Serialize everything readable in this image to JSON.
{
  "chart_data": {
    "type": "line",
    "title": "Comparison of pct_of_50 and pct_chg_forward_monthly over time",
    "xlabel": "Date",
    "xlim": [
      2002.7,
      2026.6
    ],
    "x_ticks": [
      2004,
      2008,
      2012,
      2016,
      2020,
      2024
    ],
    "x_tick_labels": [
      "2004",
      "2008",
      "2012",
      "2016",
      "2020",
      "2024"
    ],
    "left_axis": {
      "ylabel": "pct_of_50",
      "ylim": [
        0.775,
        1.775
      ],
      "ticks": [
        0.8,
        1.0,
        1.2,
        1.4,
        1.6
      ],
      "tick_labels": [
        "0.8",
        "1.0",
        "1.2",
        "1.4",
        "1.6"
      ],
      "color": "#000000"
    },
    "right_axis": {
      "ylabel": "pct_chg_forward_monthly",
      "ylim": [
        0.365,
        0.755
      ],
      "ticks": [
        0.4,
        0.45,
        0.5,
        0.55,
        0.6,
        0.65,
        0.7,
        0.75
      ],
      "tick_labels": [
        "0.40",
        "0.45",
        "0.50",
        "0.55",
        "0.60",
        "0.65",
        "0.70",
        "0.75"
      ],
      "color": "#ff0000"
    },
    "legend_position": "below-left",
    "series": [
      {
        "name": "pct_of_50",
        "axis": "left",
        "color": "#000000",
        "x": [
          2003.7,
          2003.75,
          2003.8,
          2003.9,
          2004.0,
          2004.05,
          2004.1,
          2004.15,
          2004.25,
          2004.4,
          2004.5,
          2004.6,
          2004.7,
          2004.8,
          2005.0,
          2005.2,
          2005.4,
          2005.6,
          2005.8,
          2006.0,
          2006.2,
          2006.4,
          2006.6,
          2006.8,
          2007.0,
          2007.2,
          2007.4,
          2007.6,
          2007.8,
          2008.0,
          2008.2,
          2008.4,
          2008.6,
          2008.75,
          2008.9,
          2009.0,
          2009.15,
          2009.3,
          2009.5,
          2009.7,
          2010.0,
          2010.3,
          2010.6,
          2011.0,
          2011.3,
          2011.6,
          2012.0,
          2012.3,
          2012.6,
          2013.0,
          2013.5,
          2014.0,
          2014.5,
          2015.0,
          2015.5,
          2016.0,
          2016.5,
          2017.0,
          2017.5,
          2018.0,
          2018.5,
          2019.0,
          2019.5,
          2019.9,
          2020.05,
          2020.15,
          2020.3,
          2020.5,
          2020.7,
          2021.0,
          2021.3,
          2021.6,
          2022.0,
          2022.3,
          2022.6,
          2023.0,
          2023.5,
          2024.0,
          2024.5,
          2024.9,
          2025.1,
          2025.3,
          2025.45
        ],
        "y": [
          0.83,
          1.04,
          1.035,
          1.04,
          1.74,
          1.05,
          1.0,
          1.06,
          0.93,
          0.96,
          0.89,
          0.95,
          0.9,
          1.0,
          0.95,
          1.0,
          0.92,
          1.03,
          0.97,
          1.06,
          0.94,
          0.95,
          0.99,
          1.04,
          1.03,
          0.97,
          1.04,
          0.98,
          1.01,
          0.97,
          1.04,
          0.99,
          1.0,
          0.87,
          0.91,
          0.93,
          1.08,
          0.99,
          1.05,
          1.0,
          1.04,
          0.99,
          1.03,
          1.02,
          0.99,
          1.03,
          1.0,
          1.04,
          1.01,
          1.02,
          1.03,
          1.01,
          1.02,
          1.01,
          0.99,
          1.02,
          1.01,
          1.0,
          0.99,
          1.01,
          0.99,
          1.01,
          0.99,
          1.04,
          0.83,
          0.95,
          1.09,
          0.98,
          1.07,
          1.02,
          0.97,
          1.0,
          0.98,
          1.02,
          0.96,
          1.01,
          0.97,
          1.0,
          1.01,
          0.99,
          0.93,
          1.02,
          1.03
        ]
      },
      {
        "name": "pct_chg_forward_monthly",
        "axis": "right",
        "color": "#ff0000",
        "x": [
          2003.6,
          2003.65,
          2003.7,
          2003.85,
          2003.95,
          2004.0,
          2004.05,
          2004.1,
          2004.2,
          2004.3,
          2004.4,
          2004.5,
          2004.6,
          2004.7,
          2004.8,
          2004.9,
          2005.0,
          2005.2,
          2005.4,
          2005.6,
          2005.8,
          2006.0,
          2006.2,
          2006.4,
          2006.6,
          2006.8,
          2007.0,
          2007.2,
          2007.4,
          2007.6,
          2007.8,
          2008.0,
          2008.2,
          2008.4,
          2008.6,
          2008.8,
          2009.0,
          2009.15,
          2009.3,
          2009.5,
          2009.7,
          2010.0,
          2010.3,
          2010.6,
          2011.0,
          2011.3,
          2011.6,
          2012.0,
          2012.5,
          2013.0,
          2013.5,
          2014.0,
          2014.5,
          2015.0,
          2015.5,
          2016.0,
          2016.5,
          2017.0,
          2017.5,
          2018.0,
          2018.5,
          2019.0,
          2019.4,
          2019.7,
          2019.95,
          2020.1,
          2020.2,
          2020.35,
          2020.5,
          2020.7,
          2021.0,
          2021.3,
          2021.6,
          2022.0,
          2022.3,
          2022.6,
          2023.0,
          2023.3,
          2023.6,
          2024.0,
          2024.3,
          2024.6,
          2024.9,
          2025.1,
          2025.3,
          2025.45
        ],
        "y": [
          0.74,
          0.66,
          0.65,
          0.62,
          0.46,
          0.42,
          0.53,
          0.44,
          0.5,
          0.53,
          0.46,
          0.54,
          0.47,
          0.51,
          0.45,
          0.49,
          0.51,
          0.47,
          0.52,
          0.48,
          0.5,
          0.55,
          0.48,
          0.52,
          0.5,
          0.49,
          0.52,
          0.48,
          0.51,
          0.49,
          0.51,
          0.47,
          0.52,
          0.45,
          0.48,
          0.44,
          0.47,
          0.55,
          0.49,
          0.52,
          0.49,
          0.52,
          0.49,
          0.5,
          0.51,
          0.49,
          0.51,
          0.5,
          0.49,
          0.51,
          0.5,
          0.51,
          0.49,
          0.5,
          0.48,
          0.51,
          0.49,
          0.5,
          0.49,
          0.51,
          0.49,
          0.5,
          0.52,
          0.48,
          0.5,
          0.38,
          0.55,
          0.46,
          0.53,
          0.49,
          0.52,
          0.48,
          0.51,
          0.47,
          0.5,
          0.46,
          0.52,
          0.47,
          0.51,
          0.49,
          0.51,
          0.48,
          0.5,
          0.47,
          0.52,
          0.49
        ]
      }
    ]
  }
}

- - -

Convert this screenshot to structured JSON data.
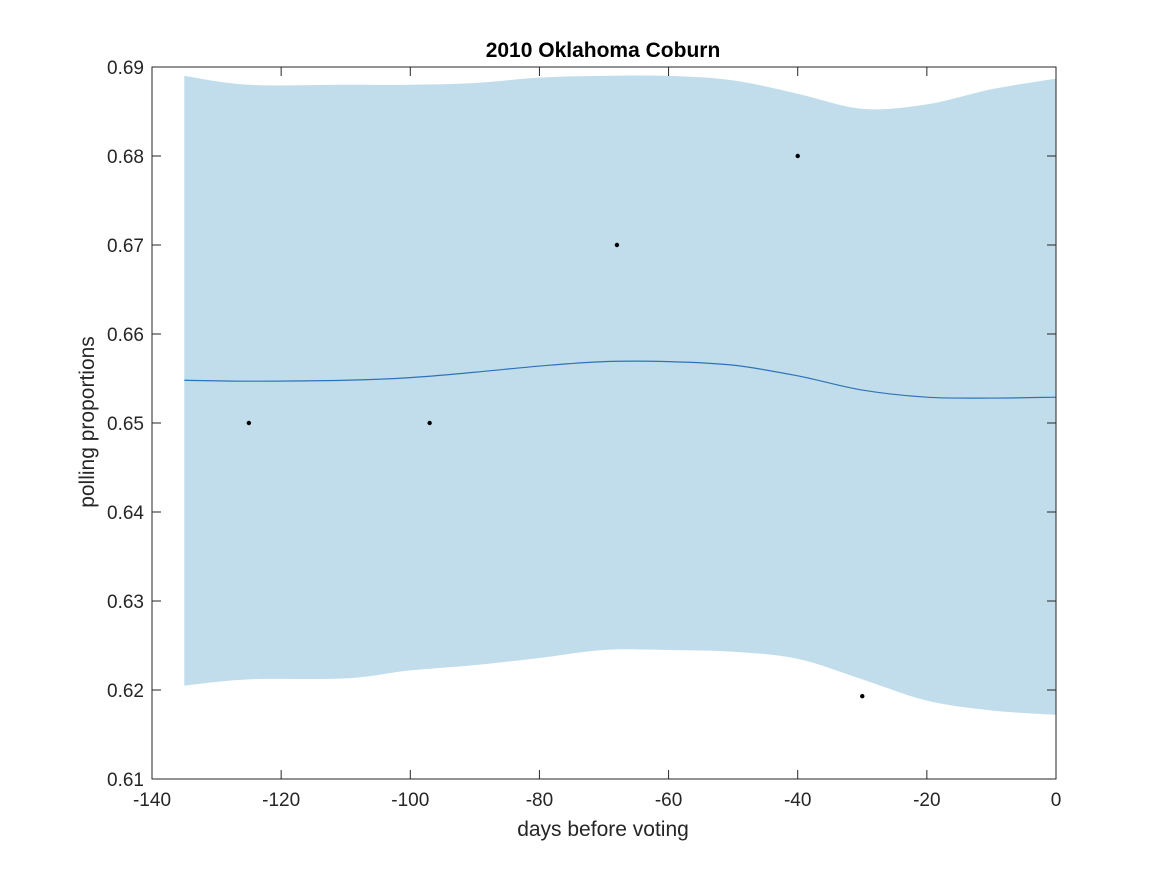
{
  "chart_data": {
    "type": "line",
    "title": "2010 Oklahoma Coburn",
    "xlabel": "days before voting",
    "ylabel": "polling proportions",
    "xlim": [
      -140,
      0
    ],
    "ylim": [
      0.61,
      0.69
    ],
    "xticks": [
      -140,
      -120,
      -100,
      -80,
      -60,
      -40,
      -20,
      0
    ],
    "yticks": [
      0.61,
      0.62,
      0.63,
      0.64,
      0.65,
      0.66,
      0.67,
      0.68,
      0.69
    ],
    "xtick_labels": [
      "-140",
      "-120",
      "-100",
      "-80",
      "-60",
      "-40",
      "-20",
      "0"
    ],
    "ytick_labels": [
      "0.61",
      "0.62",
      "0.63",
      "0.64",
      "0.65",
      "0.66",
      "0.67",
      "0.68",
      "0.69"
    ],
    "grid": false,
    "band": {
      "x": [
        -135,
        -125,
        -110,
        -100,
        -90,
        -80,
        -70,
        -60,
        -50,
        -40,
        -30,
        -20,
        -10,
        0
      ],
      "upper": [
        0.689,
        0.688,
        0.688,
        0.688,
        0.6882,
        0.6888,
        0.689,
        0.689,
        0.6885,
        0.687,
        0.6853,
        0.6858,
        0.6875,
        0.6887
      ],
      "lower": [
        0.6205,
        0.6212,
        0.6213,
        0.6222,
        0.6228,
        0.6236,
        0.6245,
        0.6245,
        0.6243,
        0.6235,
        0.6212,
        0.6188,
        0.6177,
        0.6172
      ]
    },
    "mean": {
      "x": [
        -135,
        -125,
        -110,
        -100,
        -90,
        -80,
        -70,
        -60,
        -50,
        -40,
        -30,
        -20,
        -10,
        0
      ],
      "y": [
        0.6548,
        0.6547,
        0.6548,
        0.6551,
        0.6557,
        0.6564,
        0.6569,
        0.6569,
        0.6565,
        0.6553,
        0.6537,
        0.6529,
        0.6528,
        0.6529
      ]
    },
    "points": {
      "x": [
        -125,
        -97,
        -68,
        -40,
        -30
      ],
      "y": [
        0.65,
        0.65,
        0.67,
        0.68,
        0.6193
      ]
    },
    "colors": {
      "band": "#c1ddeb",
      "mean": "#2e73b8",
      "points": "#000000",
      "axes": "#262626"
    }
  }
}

- - -

Work to be completed >>
Look through the listing and extract every line with "name" in it.

Written solution >>
        "name": "pct_of_50",
        "name": "pct_chg_forward_monthly",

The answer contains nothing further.